** Problem to work on **
Search the listing below for the string "year" and copy every line where it occurs.

[Begin Material to process]

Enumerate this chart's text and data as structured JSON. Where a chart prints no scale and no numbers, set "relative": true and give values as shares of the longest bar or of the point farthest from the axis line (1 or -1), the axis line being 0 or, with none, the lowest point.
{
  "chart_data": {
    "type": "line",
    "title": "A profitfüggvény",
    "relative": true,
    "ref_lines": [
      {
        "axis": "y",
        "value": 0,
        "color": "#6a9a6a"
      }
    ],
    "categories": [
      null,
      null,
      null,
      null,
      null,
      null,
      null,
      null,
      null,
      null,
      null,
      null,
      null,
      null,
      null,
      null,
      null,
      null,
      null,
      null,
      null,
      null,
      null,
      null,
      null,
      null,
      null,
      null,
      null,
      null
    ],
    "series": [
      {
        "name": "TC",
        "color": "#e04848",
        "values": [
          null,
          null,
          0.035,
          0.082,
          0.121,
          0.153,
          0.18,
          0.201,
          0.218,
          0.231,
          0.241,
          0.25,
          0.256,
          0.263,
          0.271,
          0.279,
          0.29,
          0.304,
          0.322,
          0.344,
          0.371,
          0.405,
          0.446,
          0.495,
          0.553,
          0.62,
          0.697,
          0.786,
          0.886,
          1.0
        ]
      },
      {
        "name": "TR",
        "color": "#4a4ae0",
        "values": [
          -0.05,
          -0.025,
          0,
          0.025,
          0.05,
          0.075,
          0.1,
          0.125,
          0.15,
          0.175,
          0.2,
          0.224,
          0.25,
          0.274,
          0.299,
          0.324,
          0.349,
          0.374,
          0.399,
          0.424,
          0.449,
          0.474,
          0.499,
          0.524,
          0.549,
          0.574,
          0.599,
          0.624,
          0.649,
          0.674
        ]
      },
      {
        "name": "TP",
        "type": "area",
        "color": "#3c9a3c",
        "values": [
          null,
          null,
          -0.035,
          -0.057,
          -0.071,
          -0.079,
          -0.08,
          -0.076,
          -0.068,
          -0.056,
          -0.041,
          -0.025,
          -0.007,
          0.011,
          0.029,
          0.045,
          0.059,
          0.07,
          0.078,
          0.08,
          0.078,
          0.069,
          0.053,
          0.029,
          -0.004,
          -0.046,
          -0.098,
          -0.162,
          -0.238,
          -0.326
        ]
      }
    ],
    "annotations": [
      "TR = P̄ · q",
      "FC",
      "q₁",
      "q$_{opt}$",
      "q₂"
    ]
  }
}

[End Material to process]
[Begin Material to process]

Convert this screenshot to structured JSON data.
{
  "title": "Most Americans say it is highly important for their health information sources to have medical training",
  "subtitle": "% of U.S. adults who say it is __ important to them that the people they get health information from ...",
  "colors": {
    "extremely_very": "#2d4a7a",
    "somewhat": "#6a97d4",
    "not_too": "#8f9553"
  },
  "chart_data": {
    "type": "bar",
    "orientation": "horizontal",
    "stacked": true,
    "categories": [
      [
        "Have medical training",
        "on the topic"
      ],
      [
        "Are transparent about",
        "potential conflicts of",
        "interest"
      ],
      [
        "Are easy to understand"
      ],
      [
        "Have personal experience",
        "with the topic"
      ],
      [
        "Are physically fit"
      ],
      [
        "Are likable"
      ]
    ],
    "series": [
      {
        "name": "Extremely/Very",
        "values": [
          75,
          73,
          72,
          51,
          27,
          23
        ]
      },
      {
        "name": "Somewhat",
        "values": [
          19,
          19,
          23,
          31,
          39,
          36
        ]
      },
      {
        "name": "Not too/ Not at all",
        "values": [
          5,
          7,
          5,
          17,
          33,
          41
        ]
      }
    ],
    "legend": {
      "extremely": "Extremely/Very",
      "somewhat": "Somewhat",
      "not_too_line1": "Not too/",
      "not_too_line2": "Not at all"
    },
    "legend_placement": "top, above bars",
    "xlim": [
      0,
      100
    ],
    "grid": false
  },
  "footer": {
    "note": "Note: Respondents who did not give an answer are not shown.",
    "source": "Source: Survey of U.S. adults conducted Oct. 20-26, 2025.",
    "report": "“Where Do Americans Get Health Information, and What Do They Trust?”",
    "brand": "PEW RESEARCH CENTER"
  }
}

[End Material to process]
[Begin Material to process]

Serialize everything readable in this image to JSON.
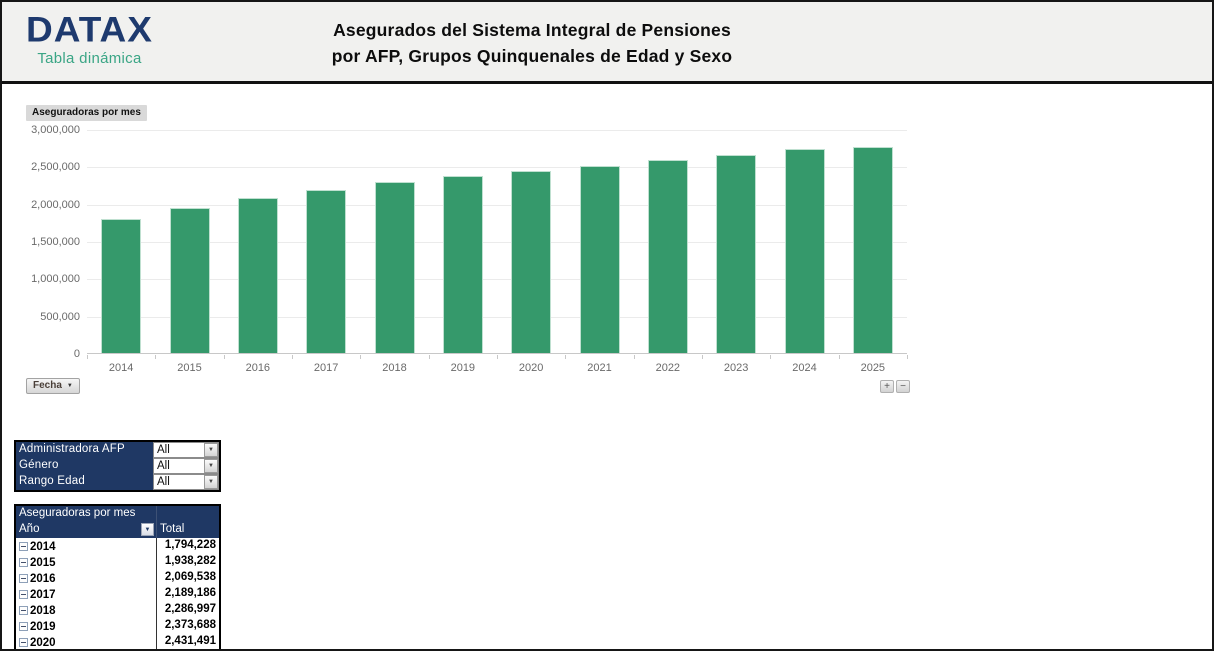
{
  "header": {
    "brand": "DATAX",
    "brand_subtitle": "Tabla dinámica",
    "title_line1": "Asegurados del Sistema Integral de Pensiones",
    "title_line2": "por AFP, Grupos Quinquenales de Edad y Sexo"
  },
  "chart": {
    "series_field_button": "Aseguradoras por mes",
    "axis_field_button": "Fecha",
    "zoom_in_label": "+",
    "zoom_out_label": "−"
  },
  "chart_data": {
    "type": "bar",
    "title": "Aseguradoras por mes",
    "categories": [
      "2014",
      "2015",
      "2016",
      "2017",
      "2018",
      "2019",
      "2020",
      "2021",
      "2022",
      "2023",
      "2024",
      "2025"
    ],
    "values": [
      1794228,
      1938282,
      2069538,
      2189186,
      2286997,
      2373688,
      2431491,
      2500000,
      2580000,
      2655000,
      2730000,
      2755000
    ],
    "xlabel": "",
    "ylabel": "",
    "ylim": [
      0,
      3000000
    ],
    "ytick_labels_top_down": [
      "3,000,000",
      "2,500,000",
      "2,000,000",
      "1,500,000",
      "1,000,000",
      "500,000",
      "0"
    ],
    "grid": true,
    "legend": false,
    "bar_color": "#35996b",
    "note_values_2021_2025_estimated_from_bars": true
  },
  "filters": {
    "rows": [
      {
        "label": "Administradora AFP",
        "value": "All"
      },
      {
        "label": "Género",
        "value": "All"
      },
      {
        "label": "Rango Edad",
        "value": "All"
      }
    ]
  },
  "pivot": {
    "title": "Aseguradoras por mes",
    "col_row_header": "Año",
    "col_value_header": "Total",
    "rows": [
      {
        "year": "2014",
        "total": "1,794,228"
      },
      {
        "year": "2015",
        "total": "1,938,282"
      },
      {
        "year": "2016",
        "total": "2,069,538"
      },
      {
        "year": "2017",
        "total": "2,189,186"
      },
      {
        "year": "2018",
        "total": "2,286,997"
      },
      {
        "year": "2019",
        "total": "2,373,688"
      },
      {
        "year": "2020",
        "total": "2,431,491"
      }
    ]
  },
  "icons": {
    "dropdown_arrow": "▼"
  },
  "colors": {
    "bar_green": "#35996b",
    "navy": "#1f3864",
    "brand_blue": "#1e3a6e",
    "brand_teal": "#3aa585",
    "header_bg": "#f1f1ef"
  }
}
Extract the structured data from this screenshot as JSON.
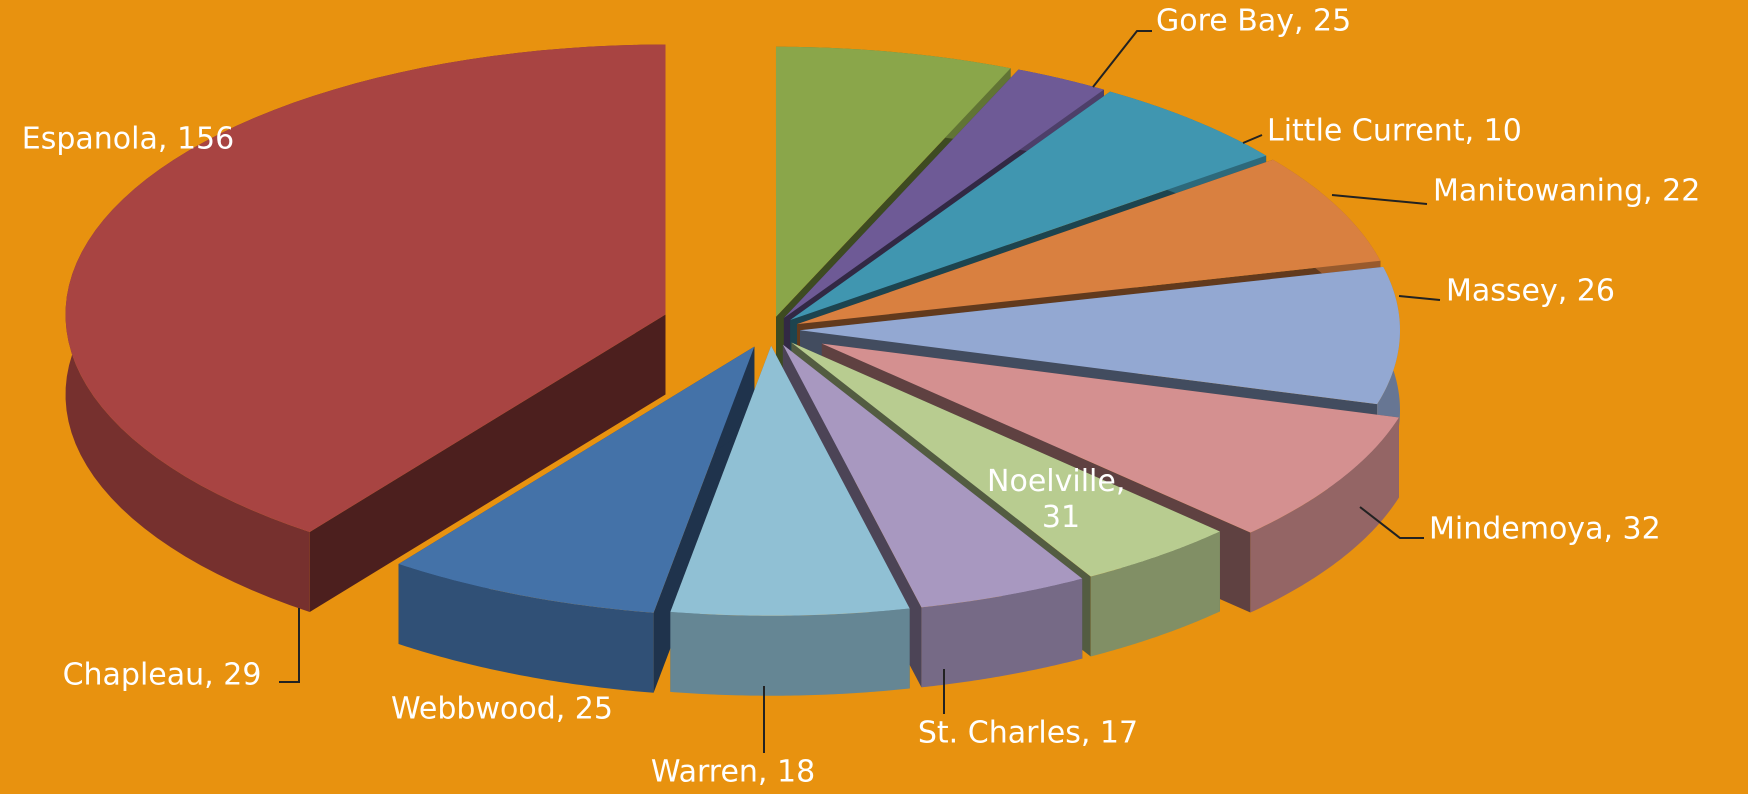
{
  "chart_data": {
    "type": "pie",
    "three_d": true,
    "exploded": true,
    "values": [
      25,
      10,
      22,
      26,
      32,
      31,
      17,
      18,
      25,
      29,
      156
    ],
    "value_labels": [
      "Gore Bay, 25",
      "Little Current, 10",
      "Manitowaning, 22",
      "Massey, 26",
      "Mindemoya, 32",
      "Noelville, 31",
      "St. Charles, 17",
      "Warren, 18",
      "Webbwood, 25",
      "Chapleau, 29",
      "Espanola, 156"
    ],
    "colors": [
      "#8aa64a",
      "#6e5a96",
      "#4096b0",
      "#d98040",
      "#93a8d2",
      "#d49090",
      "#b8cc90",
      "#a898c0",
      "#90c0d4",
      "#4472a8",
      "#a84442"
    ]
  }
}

[End Material to process]

** Solved exercise **
        "year": "2014",
        "year": "2015",
        "year": "2016",
        "year": "2017",
        "year": "2018",
        "year": "2019",
        "year": "2020",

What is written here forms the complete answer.